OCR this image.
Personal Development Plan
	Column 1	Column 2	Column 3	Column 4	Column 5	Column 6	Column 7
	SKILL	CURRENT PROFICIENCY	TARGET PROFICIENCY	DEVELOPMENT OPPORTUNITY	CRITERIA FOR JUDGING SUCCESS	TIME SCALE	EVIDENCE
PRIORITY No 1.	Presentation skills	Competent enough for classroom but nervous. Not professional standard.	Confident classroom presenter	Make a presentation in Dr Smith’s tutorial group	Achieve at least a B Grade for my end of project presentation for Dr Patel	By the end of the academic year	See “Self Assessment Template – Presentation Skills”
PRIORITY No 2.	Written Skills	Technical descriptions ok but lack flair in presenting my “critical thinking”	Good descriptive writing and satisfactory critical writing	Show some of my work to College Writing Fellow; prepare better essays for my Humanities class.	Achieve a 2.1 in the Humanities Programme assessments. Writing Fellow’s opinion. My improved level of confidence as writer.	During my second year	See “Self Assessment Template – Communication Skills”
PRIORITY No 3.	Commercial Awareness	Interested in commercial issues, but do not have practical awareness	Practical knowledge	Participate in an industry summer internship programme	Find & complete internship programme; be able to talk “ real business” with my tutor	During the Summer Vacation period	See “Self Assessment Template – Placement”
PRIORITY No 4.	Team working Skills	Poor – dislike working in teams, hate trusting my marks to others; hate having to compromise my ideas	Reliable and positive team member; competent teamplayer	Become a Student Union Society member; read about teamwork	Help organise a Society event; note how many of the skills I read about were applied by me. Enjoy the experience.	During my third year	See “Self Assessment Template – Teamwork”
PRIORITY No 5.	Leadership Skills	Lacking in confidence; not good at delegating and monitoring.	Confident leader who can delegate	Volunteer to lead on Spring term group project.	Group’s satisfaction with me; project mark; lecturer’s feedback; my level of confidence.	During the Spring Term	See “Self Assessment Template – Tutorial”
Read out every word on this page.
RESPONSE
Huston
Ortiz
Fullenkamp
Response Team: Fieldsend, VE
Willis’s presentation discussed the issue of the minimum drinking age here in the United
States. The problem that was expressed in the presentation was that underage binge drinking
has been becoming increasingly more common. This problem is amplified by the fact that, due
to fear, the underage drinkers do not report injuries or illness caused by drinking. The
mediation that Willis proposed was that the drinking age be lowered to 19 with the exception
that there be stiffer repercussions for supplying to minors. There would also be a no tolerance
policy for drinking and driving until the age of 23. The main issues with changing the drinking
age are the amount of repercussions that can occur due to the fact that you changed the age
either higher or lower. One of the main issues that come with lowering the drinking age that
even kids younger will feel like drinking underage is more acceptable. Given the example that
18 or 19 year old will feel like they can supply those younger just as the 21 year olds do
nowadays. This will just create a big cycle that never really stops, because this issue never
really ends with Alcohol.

========================================

## Task objective
Set out the complete listing exactly as shown.

## Expected answer
OCR this image.
Personal Development Plan
	Column 1	Column 2	Column 3	Column 4	Column 5	Column 6	Column 7
	SKILL	CURRENT PROFICIENCY	TARGET PROFICIENCY	DEVELOPMENT OPPORTUNITY	CRITERIA FOR JUDGING SUCCESS	TIME SCALE	EVIDENCE
PRIORITY No 1.	Presentation skills	Competent enough for classroom but nervous. Not professional standard.	Confident classroom presenter	Make a presentation in Dr Smith’s tutorial group	Achieve at least a B Grade for my end of project presentation for Dr Patel	By the end of the academic year	See “Self Assessment Template – Presentation Skills”
PRIORITY No 2.	Written Skills	Technical descriptions ok but lack flair in presenting my “critical thinking”	Good descriptive writing and satisfactory critical writing	Show some of my work to College Writing Fellow; prepare better essays for my Humanities class.	Achieve a 2.1 in the Humanities Programme assessments. Writing Fellow’s opinion. My improved level of confidence as writer.	During my second year	See “Self Assessment Template – Communication Skills”
PRIORITY No 3.	Commercial Awareness	Interested in commercial issues, but do not have practical awareness	Practical knowledge	Participate in an industry summer internship programme	Find & complete internship programme; be able to talk “ real business” with my tutor	During the Summer Vacation period	See “Self Assessment Template – Placement”
PRIORITY No 4.	Team working Skills	Poor – dislike working in teams, hate trusting my marks to others; hate having to compromise my ideas	Reliable and positive team member; competent teamplayer	Become a Student Union Society member; read about teamwork	Help organise a Society event; note how many of the skills I read about were applied by me. Enjoy the experience.	During my third year	See “Self Assessment Template – Teamwork”
PRIORITY No 5.	Leadership Skills	Lacking in confidence; not good at delegating and monitoring.	Confident leader who can delegate	Volunteer to lead on Spring term group project.	Group’s satisfaction with me; project mark; lecturer’s feedback; my level of confidence.	During the Spring Term	See “Self Assessment Template – Tutorial”
Read out every word on this page.
RESPONSE
Huston
Ortiz
Fullenkamp
Response Team: Fieldsend, VE
Willis’s presentation discussed the issue of the minimum drinking age here in the United
States. The problem that was expressed in the presentation was that underage binge drinking
has been becoming increasingly more common. This problem is amplified by the fact that, due
to fear, the underage drinkers do not report injuries or illness caused by drinking. The
mediation that Willis proposed was that the drinking age be lowered to 19 with the exception
that there be stiffer repercussions for supplying to minors. There would also be a no tolerance
policy for drinking and driving until the age of 23. The main issues with changing the drinking
age are the amount of repercussions that can occur due to the fact that you changed the age
either higher or lower. One of the main issues that come with lowering the drinking age that
even kids younger will feel like drinking underage is more acceptable. Given the example that
18 or 19 year old will feel like they can supply those younger just as the 21 year olds do
nowadays. This will just create a big cycle that never really stops, because this issue never
really ends with Alcohol.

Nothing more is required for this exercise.